### The problem
Emit the entire listing verbatim.
[start]
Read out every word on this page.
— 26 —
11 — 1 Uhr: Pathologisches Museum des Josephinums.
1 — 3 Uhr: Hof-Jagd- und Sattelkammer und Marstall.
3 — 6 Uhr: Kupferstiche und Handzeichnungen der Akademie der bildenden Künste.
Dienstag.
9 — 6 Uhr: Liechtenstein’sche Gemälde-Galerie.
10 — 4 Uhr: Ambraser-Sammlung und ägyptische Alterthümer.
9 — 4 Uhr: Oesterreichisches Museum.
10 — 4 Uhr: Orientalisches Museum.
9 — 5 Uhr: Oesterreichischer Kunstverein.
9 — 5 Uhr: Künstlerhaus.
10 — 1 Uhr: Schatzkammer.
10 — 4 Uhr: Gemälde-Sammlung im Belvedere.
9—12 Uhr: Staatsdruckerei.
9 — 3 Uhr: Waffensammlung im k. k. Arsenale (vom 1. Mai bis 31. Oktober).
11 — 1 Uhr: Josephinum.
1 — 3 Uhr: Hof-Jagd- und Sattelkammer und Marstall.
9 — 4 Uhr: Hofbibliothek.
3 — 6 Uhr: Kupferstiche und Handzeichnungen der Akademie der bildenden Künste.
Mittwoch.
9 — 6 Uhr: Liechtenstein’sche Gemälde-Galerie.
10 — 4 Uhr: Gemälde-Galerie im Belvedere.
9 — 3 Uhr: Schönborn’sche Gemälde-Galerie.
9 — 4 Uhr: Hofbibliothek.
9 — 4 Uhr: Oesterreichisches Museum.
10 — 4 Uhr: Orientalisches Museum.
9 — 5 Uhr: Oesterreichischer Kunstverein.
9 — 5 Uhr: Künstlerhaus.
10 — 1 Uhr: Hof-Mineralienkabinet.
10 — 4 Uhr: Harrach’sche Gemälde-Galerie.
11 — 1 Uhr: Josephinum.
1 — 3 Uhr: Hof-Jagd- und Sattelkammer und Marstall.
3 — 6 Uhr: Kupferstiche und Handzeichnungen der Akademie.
[end]
### Response to this exercise
Read out every word on this page.
— 26 —
11 — 1 Uhr: Pathologisches Museum des Josephinums.
1 — 3 Uhr: Hof-Jagd- und Sattelkammer und Marstall.
3 — 6 Uhr: Kupferstiche und Handzeichnungen der Akademie der bildenden Künste.
Dienstag.
9 — 6 Uhr: Liechtenstein’sche Gemälde-Galerie.
10 — 4 Uhr: Ambraser-Sammlung und ägyptische Alterthümer.
9 — 4 Uhr: Oesterreichisches Museum.
10 — 4 Uhr: Orientalisches Museum.
9 — 5 Uhr: Oesterreichischer Kunstverein.
9 — 5 Uhr: Künstlerhaus.
10 — 1 Uhr: Schatzkammer.
10 — 4 Uhr: Gemälde-Sammlung im Belvedere.
9—12 Uhr: Staatsdruckerei.
9 — 3 Uhr: Waffensammlung im k. k. Arsenale (vom 1. Mai bis 31. Oktober).
11 — 1 Uhr: Josephinum.
1 — 3 Uhr: Hof-Jagd- und Sattelkammer und Marstall.
9 — 4 Uhr: Hofbibliothek.
3 — 6 Uhr: Kupferstiche und Handzeichnungen der Akademie der bildenden Künste.
Mittwoch.
9 — 6 Uhr: Liechtenstein’sche Gemälde-Galerie.
10 — 4 Uhr: Gemälde-Galerie im Belvedere.
9 — 3 Uhr: Schönborn’sche Gemälde-Galerie.
9 — 4 Uhr: Hofbibliothek.
9 — 4 Uhr: Oesterreichisches Museum.
10 — 4 Uhr: Orientalisches Museum.
9 — 5 Uhr: Oesterreichischer Kunstverein.
9 — 5 Uhr: Künstlerhaus.
10 — 1 Uhr: Hof-Mineralienkabinet.
10 — 4 Uhr: Harrach’sche Gemälde-Galerie.
11 — 1 Uhr: Josephinum.
1 — 3 Uhr: Hof-Jagd- und Sattelkammer und Marstall.
3 — 6 Uhr: Kupferstiche und Handzeichnungen der Akademie.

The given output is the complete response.